***** DOCUMENT EXCERPT *****



                Submit the problem to JIRA, with a link to this thread, if you like....

                • 5. Re: ResourceLoader
                  mrpi.seam.alias.mrpi.nu

                  The reason why I am trying to replace the ResourceLoader is due to another problem that I have already posted to JIRA:


                  http://jira.jboss.com/jira/browse/JBSEAM-2364


                  Fixing that issue should eliminate this problem (for me at least). But the issue with the hard-coded scope-type of ResourceLoader is a problem in itself too.


                  I can create a new issue in JIRA, and link to both this thread and my other JIRA-issue I guess..


                  Thanks for the help!

                  • 6. Re: ResourceLoader
                    pmuir

                    Pierre Ingmansson wrote on Feb 19, 2008 04:36 PM:


                    But the issue with the hard-coded scope-type of ResourceLoader is a problem in itself too.

                    Thanks for the help!


                    Why?


                    A simple workaround is to move the expensive work you are doing into an application scoped component, and just call this component from the stateless ResourceLoader.
***** GIVEN ENTRIES *****
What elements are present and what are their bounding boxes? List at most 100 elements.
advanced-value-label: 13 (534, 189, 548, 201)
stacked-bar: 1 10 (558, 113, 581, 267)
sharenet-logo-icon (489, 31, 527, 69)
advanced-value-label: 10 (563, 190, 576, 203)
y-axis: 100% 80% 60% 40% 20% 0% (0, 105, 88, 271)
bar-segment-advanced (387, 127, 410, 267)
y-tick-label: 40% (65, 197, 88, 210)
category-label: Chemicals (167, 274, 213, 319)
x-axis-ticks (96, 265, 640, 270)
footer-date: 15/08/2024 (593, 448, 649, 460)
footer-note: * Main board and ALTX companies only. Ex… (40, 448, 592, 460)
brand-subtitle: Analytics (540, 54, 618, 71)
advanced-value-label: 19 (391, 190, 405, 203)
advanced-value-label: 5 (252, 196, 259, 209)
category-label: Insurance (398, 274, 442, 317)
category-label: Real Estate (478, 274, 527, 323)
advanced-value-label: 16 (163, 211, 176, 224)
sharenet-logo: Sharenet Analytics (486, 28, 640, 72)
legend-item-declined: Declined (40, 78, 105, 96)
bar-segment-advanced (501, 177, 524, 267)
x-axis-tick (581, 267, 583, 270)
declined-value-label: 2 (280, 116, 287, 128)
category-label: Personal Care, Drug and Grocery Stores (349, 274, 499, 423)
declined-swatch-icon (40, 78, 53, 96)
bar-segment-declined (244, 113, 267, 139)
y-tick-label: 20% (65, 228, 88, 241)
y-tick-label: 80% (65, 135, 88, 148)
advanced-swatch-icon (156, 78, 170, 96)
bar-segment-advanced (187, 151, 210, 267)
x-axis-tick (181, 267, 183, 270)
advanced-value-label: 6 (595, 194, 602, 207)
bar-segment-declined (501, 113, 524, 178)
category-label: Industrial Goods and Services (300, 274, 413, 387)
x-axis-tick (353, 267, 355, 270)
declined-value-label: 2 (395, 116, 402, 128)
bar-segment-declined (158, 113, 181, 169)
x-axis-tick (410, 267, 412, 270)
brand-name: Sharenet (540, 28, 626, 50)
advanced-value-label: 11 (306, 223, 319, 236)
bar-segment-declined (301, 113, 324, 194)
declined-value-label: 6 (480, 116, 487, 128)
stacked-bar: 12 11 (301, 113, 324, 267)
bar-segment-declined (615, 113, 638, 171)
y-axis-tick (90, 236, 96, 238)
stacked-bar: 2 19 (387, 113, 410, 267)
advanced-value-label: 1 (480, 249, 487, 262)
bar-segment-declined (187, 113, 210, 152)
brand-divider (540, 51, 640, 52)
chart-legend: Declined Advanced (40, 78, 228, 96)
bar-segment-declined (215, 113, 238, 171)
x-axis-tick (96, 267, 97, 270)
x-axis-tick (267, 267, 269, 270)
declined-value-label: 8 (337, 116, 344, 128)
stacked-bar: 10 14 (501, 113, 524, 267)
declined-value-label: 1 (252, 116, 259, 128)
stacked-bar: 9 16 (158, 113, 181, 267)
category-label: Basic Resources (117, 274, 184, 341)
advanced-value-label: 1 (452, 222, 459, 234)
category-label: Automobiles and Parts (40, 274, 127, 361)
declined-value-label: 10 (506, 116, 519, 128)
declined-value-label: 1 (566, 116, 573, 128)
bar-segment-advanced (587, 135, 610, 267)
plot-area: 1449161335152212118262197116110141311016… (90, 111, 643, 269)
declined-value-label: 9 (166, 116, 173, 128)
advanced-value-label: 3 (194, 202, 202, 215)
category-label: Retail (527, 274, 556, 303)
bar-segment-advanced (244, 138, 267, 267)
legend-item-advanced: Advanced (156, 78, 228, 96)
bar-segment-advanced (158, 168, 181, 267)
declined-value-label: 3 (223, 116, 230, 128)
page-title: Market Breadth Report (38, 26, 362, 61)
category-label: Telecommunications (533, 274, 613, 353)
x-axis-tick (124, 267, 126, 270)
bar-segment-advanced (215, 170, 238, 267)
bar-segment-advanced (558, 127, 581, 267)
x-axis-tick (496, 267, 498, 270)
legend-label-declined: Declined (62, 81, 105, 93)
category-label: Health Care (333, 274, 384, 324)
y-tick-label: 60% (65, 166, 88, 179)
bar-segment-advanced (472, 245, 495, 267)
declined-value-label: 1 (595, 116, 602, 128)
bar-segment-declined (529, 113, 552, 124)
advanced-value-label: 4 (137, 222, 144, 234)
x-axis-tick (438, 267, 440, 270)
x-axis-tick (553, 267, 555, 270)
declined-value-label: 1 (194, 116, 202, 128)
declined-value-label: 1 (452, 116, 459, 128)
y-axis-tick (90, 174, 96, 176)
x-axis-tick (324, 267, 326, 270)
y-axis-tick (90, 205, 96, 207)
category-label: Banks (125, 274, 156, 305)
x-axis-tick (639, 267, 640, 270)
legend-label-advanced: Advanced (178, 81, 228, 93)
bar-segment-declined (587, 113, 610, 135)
*****
▶ **SET OF TASKS**
a) In the ResourceLoader thread, which JIRA issue had the poster already filed about another problem?
b) Write out the ResourceLoader thread from "A simple workaround" up to and including "the stateless ResourceLoader.".
c) Extend the ResourceLoader forum thread, picking up after its last sentence.

▶ **TASK-BY-TASK OUTPUTS**
a) JBSEAM-2364

b)
A simple workaround is to move the expensive work you are doing into an application scoped component, and just call this component from the stateless ResourceLoader.

c)
                    • 7. Re: ResourceLoader
                      tires

                      Maybe somebody is interested in my solution.


                      First I derived the Seam ResourceLoader:


                      @Scope(ScopeType.APPLICATION)
                      @BypassInterceptors
                      @Name("org.jboss.seam.core.resourceLoader")
                      public class ResourceLoader extends org.jboss.seam.core.ResourceLoader {
                           public static final String RESOURCE_LOADER_BUNDLE_NAMES = "org.jboss.seam.core.resourceLoader.bundleNames";
                           
                           private Set<String> bundleNameSet;
                      
                           @Override
                           public String[] getBundleNames() {
                                return getBundleNameSet().toArray(new String[getBundleNameSet().size()]);
                           }
                           @Override
                           public void setBundleNames(String[] bundleNames) {
                                getBundleNameSet().addAll(Arrays.asList(bundleNames));
                           }
                           
                           private Set<String> getBundleNameSet() {
                                if (bundleNameSet == null) {
                                     bundleNameSet = new HashSet<String>();
                                     if (Events.exists())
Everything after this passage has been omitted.